> **Set problem A**: From the AWS monitoring skill page, reproduce word for word the passage starting with "name: aws-monitoring description: Debug" and going on through "Cars Trends platform.".
> **Set problem B**: Write the next part of the AWS monitoring skill page, picking up after its final sentence.

> **Passage**:
********
Debug AWS resource issues, check Lambda logs, and monitor deployed services. Use when investigating production issues, checking CloudWatch logs, or debugging deployment failures.

13 stars
1 forks
9 views

SKILL.md


name: aws-monitoring description: Debug AWS resource issues, check Lambda logs, and monitor deployed services. Use when investigating production issues, checking CloudWatch logs, or debugging deployment failures. allowed-tools: Bash, Read, Grep

AWS Monitoring Skill

This skill helps you monitor and debug AWS resources for the SG Cars Trends platform.
********
> **Entries provided**:
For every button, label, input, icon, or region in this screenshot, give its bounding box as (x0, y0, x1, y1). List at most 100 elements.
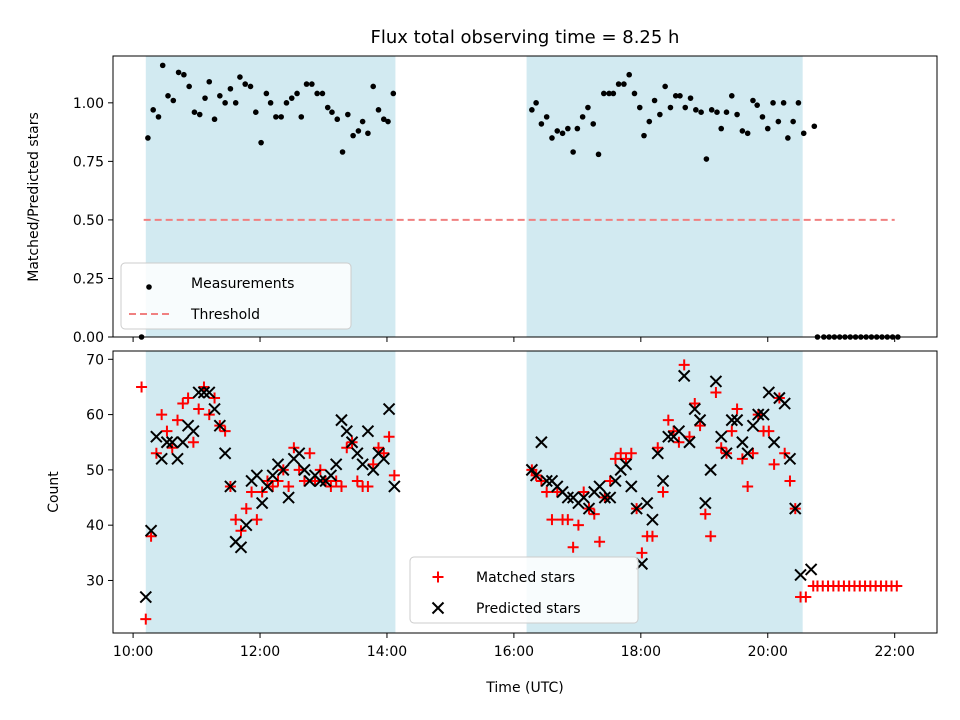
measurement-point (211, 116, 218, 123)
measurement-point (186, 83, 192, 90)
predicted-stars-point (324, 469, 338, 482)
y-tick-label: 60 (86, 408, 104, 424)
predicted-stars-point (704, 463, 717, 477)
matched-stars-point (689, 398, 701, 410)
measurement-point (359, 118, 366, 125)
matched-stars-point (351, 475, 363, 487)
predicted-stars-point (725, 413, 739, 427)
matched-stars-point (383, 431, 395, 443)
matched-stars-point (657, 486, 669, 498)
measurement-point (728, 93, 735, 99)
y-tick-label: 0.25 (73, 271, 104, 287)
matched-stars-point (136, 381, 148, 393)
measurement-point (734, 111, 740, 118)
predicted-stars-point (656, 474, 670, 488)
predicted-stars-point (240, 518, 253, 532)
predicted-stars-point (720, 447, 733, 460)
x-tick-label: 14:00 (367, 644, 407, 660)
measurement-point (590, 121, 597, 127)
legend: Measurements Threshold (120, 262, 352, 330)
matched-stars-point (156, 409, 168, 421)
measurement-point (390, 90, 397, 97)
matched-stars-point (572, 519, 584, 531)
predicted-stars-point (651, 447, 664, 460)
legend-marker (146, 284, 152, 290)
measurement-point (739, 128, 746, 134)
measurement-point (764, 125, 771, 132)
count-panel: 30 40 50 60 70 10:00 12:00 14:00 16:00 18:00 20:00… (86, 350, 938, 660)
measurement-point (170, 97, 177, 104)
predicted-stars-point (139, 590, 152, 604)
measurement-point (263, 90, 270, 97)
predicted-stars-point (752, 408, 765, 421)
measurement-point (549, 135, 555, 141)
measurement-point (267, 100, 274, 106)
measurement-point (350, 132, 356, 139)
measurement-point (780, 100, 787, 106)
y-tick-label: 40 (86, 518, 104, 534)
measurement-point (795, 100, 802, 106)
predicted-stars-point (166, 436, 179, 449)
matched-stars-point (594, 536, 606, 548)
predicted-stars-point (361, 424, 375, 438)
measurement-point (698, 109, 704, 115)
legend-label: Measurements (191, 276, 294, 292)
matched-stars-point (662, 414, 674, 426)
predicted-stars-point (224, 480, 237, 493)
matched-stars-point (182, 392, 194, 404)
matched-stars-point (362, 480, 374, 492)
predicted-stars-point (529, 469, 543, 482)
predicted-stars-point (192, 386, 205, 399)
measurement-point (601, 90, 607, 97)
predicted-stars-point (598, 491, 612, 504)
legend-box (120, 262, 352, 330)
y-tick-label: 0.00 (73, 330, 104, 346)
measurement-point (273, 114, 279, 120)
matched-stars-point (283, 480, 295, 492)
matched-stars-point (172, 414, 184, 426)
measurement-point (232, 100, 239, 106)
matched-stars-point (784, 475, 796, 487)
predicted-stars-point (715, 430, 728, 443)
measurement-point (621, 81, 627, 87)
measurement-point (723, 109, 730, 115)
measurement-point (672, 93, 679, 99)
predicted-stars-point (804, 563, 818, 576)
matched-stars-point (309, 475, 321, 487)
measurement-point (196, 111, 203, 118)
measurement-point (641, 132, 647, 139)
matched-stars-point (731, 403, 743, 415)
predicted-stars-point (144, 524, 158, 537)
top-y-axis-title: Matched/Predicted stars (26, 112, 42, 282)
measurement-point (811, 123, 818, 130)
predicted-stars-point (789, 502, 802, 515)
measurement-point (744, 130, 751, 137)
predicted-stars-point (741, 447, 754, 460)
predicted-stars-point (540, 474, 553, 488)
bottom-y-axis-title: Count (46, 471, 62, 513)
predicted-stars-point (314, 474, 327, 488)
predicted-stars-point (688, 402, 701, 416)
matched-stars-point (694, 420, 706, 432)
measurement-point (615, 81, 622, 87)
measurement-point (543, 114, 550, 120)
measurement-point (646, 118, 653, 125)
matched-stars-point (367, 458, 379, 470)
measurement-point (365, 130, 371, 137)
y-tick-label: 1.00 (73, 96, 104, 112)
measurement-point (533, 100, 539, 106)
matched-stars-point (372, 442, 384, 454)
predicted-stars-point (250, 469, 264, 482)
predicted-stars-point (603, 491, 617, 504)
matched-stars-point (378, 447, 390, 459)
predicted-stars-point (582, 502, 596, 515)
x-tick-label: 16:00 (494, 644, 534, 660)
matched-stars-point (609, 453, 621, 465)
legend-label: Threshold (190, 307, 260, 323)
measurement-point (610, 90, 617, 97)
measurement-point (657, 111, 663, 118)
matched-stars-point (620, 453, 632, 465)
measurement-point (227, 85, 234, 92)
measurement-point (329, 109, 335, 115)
********
> **Written reply A**:
name: aws-monitoring description: Debug AWS resource issues, check Lambda logs, and monitor deployed services. Use when investigating production issues, checking CloudWatch logs, or debugging deployment failures. allowed-tools: Bash, Read, Grep

AWS Monitoring Skill

This skill helps you monitor and debug AWS resources for the SG Cars Trends platform.

> **Written reply B**:
When to Use This Skill

  • Investigating production errors
  • Checking Lambda function logs
  • Monitoring API performance
  • Debugging deployment failures
  • Analyzing CloudWatch metrics
  • Setting up alarms
  • Troubleshooting resource issues

Monitoring Tools

SST Console

SST provides a built-in console for monitoring:

# Open SST console for specific stage
npx sst console --stage production
npx sst console --stage staging
npx sst console --stage dev

Features:

  • Real-time Lambda logs
  • Function invocations
  • Error tracking
  • Resource overview
  • Environment variables

CloudWatch Logs

Access Lambda logs via CloudWatch:

# View logs using SST
npx sst logs --stage production

# View specific function logs
npx sst logs --stage production --function api

# Tail logs in real-time
npx sst logs --stage production --function api --tail

# Filter logs
npx sst logs --stage production --function api --filter "ERROR"

# Show logs from specific time
npx sst logs --stage production --function api --since 1h
npx sst logs --stage production --function api --since "2024-01-15 10:00"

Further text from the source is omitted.